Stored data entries
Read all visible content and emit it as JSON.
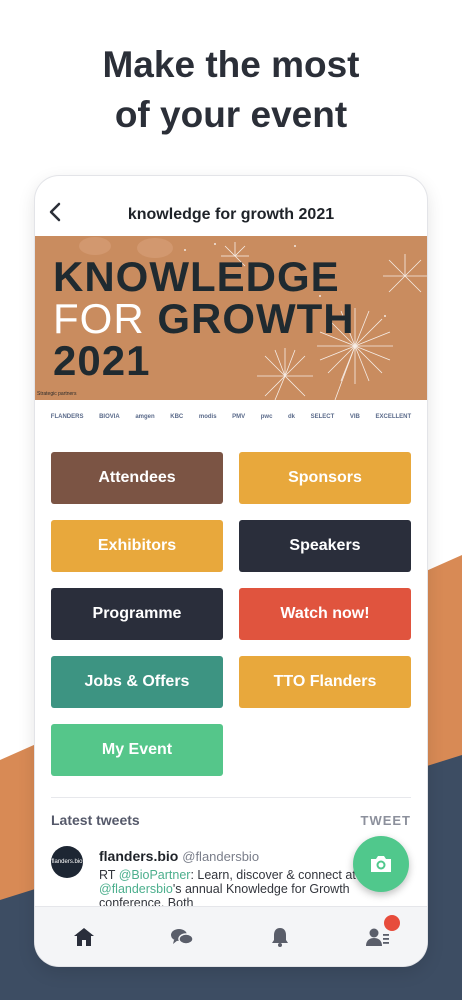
{
  "headline": {
    "line1": "Make the most",
    "line2": "of your event"
  },
  "header": {
    "title": "knowledge for growth 2021"
  },
  "banner": {
    "line1": "KNOWLEDGE",
    "line2_for": "FOR",
    "line2_growth": "GROWTH",
    "line3": "2021",
    "strategic": "Strategic partners",
    "partners": [
      "FLANDERS",
      "BIOVIA",
      "amgen",
      "KBC",
      "modis",
      "PMV",
      "pwc",
      "dk",
      "SELECT",
      "VIB",
      "EXCELLENT"
    ]
  },
  "tiles": [
    {
      "label": "Attendees",
      "color": "#7b5444"
    },
    {
      "label": "Sponsors",
      "color": "#e8a83c"
    },
    {
      "label": "Exhibitors",
      "color": "#e8a83c"
    },
    {
      "label": "Speakers",
      "color": "#2a2e3b"
    },
    {
      "label": "Programme",
      "color": "#2a2e3b"
    },
    {
      "label": "Watch now!",
      "color": "#e0543e"
    },
    {
      "label": "Jobs & Offers",
      "color": "#3d9482"
    },
    {
      "label": "TTO Flanders",
      "color": "#e8a83c"
    },
    {
      "label": "My Event",
      "color": "#55c68a"
    }
  ],
  "tweets": {
    "title": "Latest tweets",
    "link": "TWEET",
    "item": {
      "avatar_text": "flanders.bio",
      "name": "flanders.bio",
      "handle": "@flandersbio",
      "text_rt": "RT ",
      "mention1": "@BioPartner",
      "text_mid": ": Learn, discover & connect at ",
      "mention2": "@flandersbio",
      "text_end": "'s annual Knowledge for Growth conference. Both"
    }
  },
  "colors": {
    "background_orange": "#d88a55",
    "background_navy": "#3d4d63",
    "fab": "#50c88c",
    "badge": "#e74c3c"
  },
  "icons": {
    "back": "chevron-left-icon",
    "fab": "camera-icon",
    "tab1": "home-icon",
    "tab2": "chat-icon",
    "tab3": "bell-icon",
    "tab4": "profile-icon"
  }
}
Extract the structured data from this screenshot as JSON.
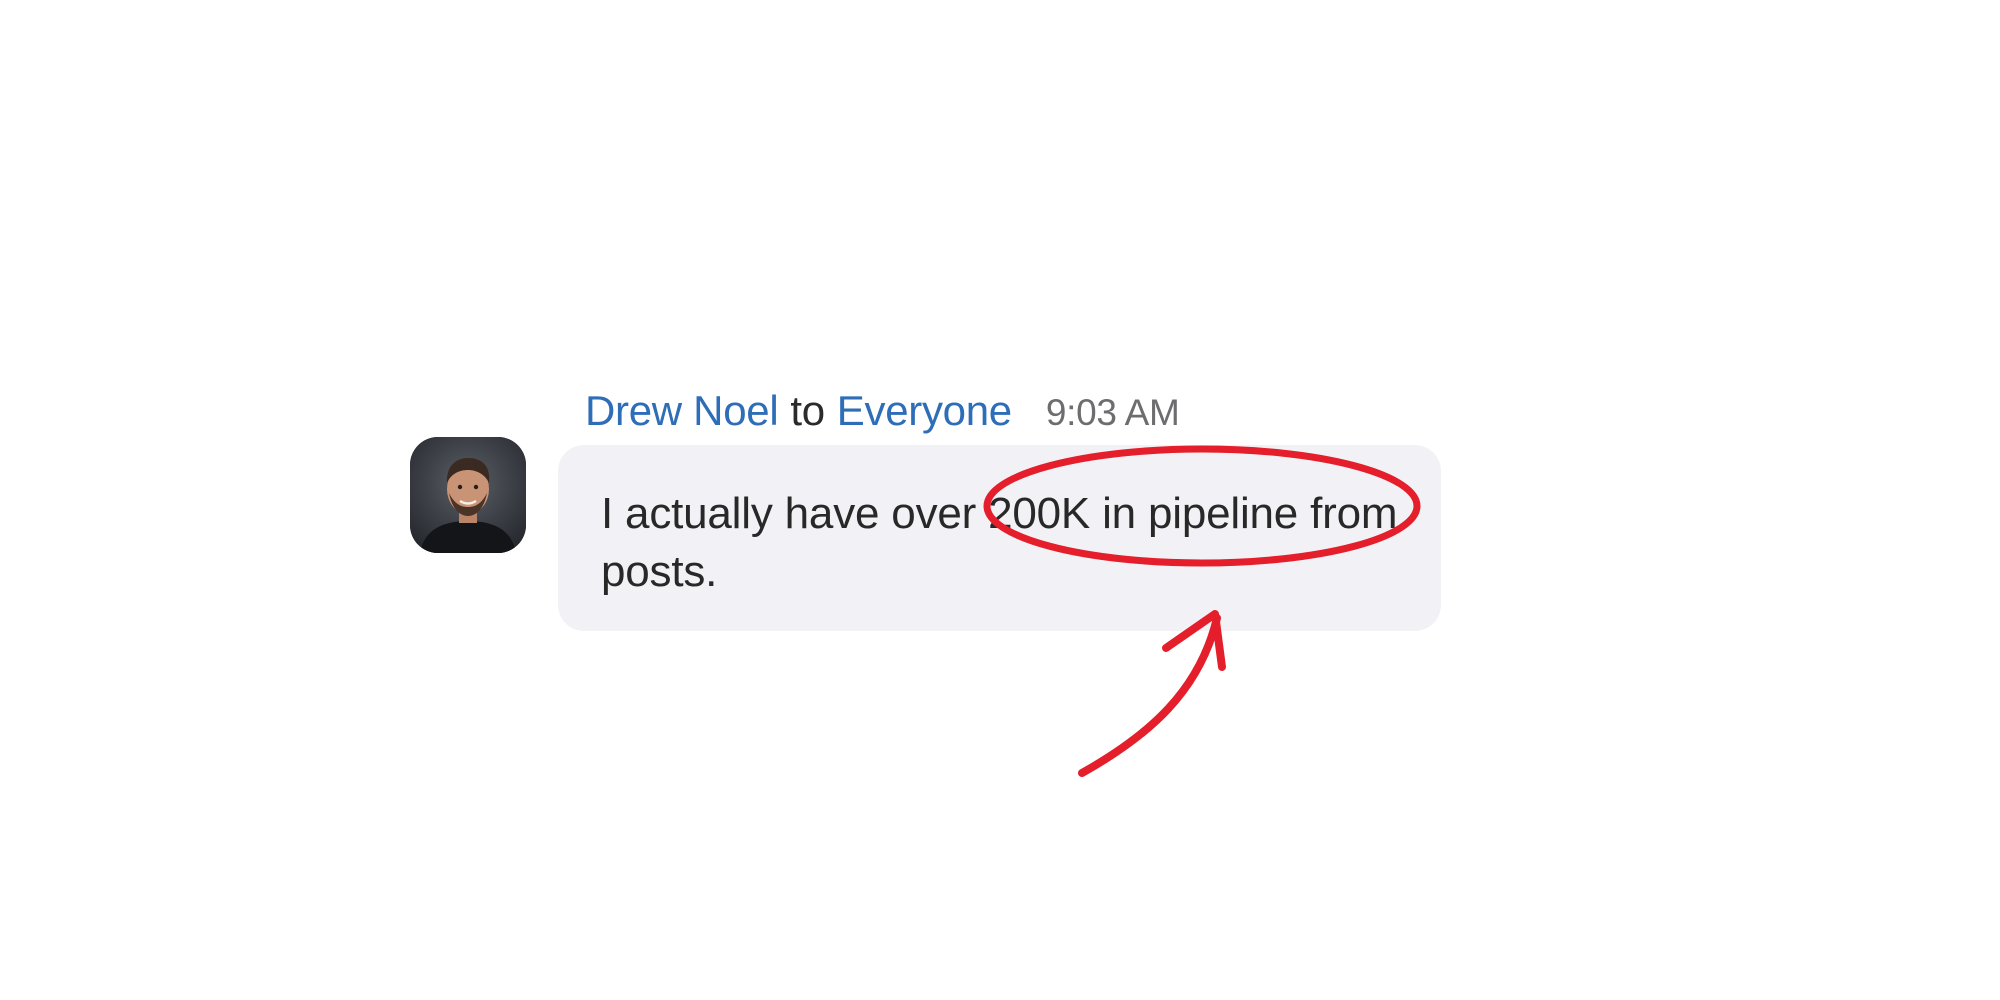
{
  "message": {
    "sender": "Drew Noel",
    "to_word": "to",
    "recipient": "Everyone",
    "timestamp": "9:03 AM",
    "text_before_highlight": "I actually have over ",
    "highlighted_text": "200K in pipeline",
    "text_after_highlight": " from posts."
  },
  "avatar": {
    "icon": "user-photo"
  },
  "annotation": {
    "color": "#e41e2b",
    "shapes": [
      "ellipse-highlight",
      "arrow-pointer"
    ]
  }
}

▶ Do this: Leave the pictures out and write out every entry exactly as given.

▶ Task output:
Read all visible content and emit it as JSON.
{
  "headline": {
    "line1": "Make the most",
    "line2": "of your event"
  },
  "header": {
    "title": "knowledge for growth 2021"
  },
  "banner": {
    "line1": "KNOWLEDGE",
    "line2_for": "FOR",
    "line2_growth": "GROWTH",
    "line3": "2021",
    "strategic": "Strategic partners",
    "partners": [
      "FLANDERS",
      "BIOVIA",
      "amgen",
      "KBC",
      "modis",
      "PMV",
      "pwc",
      "dk",
      "SELECT",
      "VIB",
      "EXCELLENT"
    ]
  },
  "tiles": [
    {
      "label": "Attendees",
      "color": "#7b5444"
    },
    {
      "label": "Sponsors",
      "color": "#e8a83c"
    },
    {
      "label": "Exhibitors",
      "color": "#e8a83c"
    },
    {
      "label": "Speakers",
      "color": "#2a2e3b"
    },
    {
      "label": "Programme",
      "color": "#2a2e3b"
    },
    {
      "label": "Watch now!",
      "color": "#e0543e"
    },
    {
      "label": "Jobs & Offers",
      "color": "#3d9482"
    },
    {
      "label": "TTO Flanders",
      "color": "#e8a83c"
    },
    {
      "label": "My Event",
      "color": "#55c68a"
    }
  ],
  "tweets": {
    "title": "Latest tweets",
    "link": "TWEET",
    "item": {
      "avatar_text": "flanders.bio",
      "name": "flanders.bio",
      "handle": "@flandersbio",
      "text_rt": "RT ",
      "mention1": "@BioPartner",
      "text_mid": ": Learn, discover & connect at ",
      "mention2": "@flandersbio",
      "text_end": "'s annual Knowledge for Growth conference. Both"
    }
  },
  "colors": {
    "background_orange": "#d88a55",
    "background_navy": "#3d4d63",
    "fab": "#50c88c",
    "badge": "#e74c3c"
  },
  "icons": {
    "back": "chevron-left-icon",
    "fab": "camera-icon",
    "tab1": "home-icon",
    "tab2": "chat-icon",
    "tab3": "bell-icon",
    "tab4": "profile-icon"
  }
}
Extract the structured data from this screenshot as JSON.
{
  "message": {
    "sender": "Drew Noel",
    "to_word": "to",
    "recipient": "Everyone",
    "timestamp": "9:03 AM",
    "text_before_highlight": "I actually have over ",
    "highlighted_text": "200K in pipeline",
    "text_after_highlight": " from posts."
  },
  "avatar": {
    "icon": "user-photo"
  },
  "annotation": {
    "color": "#e41e2b",
    "shapes": [
      "ellipse-highlight",
      "arrow-pointer"
    ]
  }
}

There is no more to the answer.